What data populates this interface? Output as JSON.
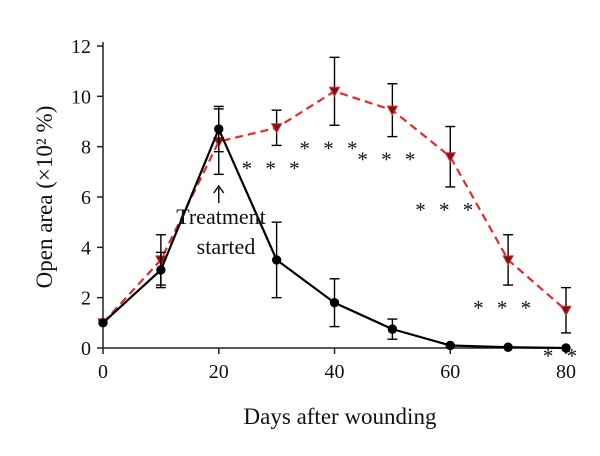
{
  "chart_data": {
    "type": "line",
    "title": "",
    "xlabel": "Days after wounding",
    "ylabel": "Open area (×10² %)",
    "xlim": [
      0,
      80
    ],
    "ylim": [
      0,
      12
    ],
    "xticks": [
      0,
      20,
      40,
      60,
      80
    ],
    "yticks": [
      0,
      2,
      4,
      6,
      8,
      10,
      12
    ],
    "grid": false,
    "legend": "none",
    "series": [
      {
        "color": "#000000",
        "line_style": "solid",
        "marker": "circle",
        "x": [
          0,
          10,
          20,
          30,
          40,
          50,
          60,
          70,
          80
        ],
        "y": [
          1.0,
          3.1,
          8.7,
          3.5,
          1.8,
          0.75,
          0.1,
          0.03,
          0.0
        ],
        "error": [
          0,
          0.7,
          0.9,
          1.5,
          0.95,
          0.4,
          0,
          0,
          0
        ]
      },
      {
        "color": "#e8282c",
        "line_style": "dashed",
        "marker": "triangle-down",
        "x": [
          0,
          10,
          20,
          30,
          40,
          50,
          60,
          70,
          80
        ],
        "y": [
          1.0,
          3.5,
          8.2,
          8.75,
          10.2,
          9.45,
          7.6,
          3.5,
          1.5
        ],
        "error": [
          0,
          1.0,
          1.3,
          0.7,
          1.35,
          1.05,
          1.2,
          1.0,
          0.9
        ]
      }
    ],
    "annotations": [
      {
        "text": "Treatment",
        "x": 20
      },
      {
        "text": "started",
        "x": 20
      }
    ],
    "significance": [
      {
        "x": 30,
        "label": "* * *"
      },
      {
        "x": 40,
        "label": "* * *"
      },
      {
        "x": 50,
        "label": "* * *"
      },
      {
        "x": 60,
        "label": "* * *"
      },
      {
        "x": 70,
        "label": "* * *"
      },
      {
        "x": 80,
        "label": "* *"
      }
    ]
  }
}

● Exercise goal: Leave the images out, please, and restate each line word for word.

● Result of the task:
What data populates this interface? Output as JSON.
{
  "chart_data": {
    "type": "line",
    "title": "",
    "xlabel": "Days after wounding",
    "ylabel": "Open area (×10² %)",
    "xlim": [
      0,
      80
    ],
    "ylim": [
      0,
      12
    ],
    "xticks": [
      0,
      20,
      40,
      60,
      80
    ],
    "yticks": [
      0,
      2,
      4,
      6,
      8,
      10,
      12
    ],
    "grid": false,
    "legend": "none",
    "series": [
      {
        "color": "#000000",
        "line_style": "solid",
        "marker": "circle",
        "x": [
          0,
          10,
          20,
          30,
          40,
          50,
          60,
          70,
          80
        ],
        "y": [
          1.0,
          3.1,
          8.7,
          3.5,
          1.8,
          0.75,
          0.1,
          0.03,
          0.0
        ],
        "error": [
          0,
          0.7,
          0.9,
          1.5,
          0.95,
          0.4,
          0,
          0,
          0
        ]
      },
      {
        "color": "#e8282c",
        "line_style": "dashed",
        "marker": "triangle-down",
        "x": [
          0,
          10,
          20,
          30,
          40,
          50,
          60,
          70,
          80
        ],
        "y": [
          1.0,
          3.5,
          8.2,
          8.75,
          10.2,
          9.45,
          7.6,
          3.5,
          1.5
        ],
        "error": [
          0,
          1.0,
          1.3,
          0.7,
          1.35,
          1.05,
          1.2,
          1.0,
          0.9
        ]
      }
    ],
    "annotations": [
      {
        "text": "Treatment",
        "x": 20
      },
      {
        "text": "started",
        "x": 20
      }
    ],
    "significance": [
      {
        "x": 30,
        "label": "* * *"
      },
      {
        "x": 40,
        "label": "* * *"
      },
      {
        "x": 50,
        "label": "* * *"
      },
      {
        "x": 60,
        "label": "* * *"
      },
      {
        "x": 70,
        "label": "* * *"
      },
      {
        "x": 80,
        "label": "* *"
      }
    ]
  }
}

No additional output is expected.